<<<<
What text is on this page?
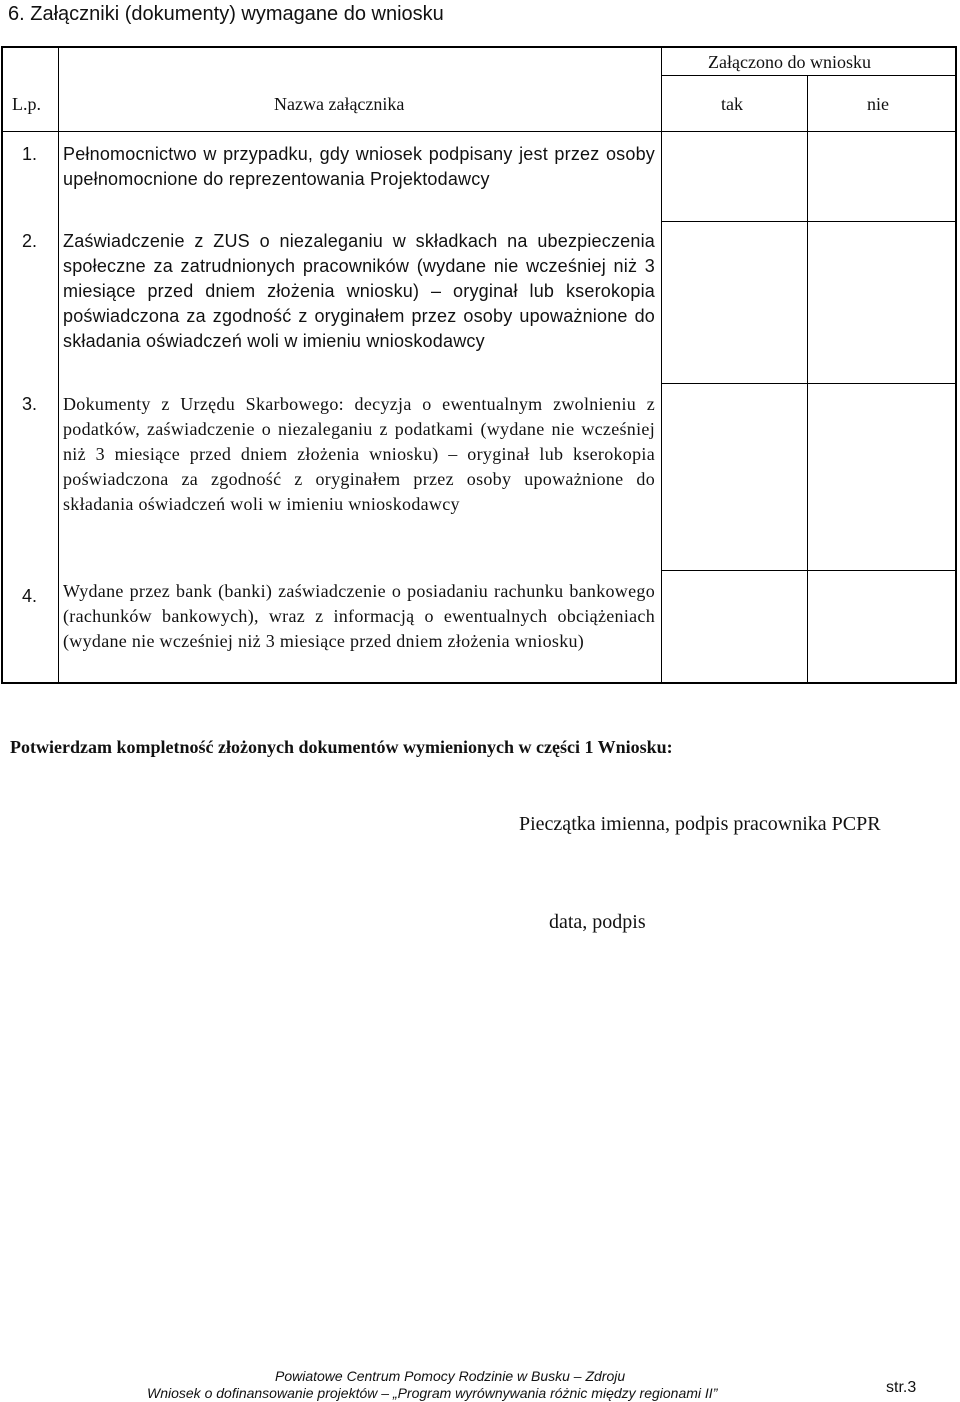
6. Załączniki (dokumenty) wymagane do wniosku
Załączono do wniosku
L.p.	Nazwa załącznika	tak	nie
1. Pełnomocnictwo w przypadku, gdy wniosek podpisany jest przez osoby upełnomocnione do reprezentowania Projektodawcy
2. Zaświadczenie z ZUS o niezaleganiu w składkach na ubezpieczenia społeczne za zatrudnionych pracowników (wydane nie wcześniej niż 3 miesiące przed dniem złożenia wniosku) – oryginał lub kserokopia poświadczona za zgodność z oryginałem przez osoby upoważnione do składania oświadczeń woli w imieniu wnioskodawcy
3. Dokumenty z Urzędu Skarbowego: decyzja o ewentualnym zwolnieniu z podatków, zaświadczenie o niezaleganiu z podatkami (wydane nie wcześniej niż 3 miesiące przed dniem złożenia wniosku) – oryginał lub kserokopia poświadczona za zgodność z oryginałem przez osoby upoważnione do składania oświadczeń woli w imieniu wnioskodawcy
4. Wydane przez bank (banki) zaświadczenie o posiadaniu rachunku bankowego (rachunków bankowych), wraz z informacją o ewentualnych obciążeniach (wydane nie wcześniej niż 3 miesiące przed dniem złożenia wniosku)
Potwierdzam kompletność złożonych dokumentów wymienionych w części 1 Wniosku:
Pieczątka imienna, podpis pracownika PCPR
data, podpis
Powiatowe Centrum Pomocy Rodzinie w Busku – Zdroju
Wniosek o dofinansowanie projektów – „Program wyrównywania różnic między regionami II”	str.3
>>>>
__TO BE DONE__.
Retype all entries exactly as they appear, dropping the images.

__FULL SOLUTION__.
What text is on this page?
6. Załączniki (dokumenty) wymagane do wniosku
Załączono do wniosku
L.p.	Nazwa załącznika	tak	nie
1. Pełnomocnictwo w przypadku, gdy wniosek podpisany jest przez osoby upełnomocnione do reprezentowania Projektodawcy
2. Zaświadczenie z ZUS o niezaleganiu w składkach na ubezpieczenia społeczne za zatrudnionych pracowników (wydane nie wcześniej niż 3 miesiące przed dniem złożenia wniosku) – oryginał lub kserokopia poświadczona za zgodność z oryginałem przez osoby upoważnione do składania oświadczeń woli w imieniu wnioskodawcy
3. Dokumenty z Urzędu Skarbowego: decyzja o ewentualnym zwolnieniu z podatków, zaświadczenie o niezaleganiu z podatkami (wydane nie wcześniej niż 3 miesiące przed dniem złożenia wniosku) – oryginał lub kserokopia poświadczona za zgodność z oryginałem przez osoby upoważnione do składania oświadczeń woli w imieniu wnioskodawcy
4. Wydane przez bank (banki) zaświadczenie o posiadaniu rachunku bankowego (rachunków bankowych), wraz z informacją o ewentualnych obciążeniach (wydane nie wcześniej niż 3 miesiące przed dniem złożenia wniosku)
Potwierdzam kompletność złożonych dokumentów wymienionych w części 1 Wniosku:
Pieczątka imienna, podpis pracownika PCPR
data, podpis
Powiatowe Centrum Pomocy Rodzinie w Busku – Zdroju
Wniosek o dofinansowanie projektów – „Program wyrównywania różnic między regionami II”	str.3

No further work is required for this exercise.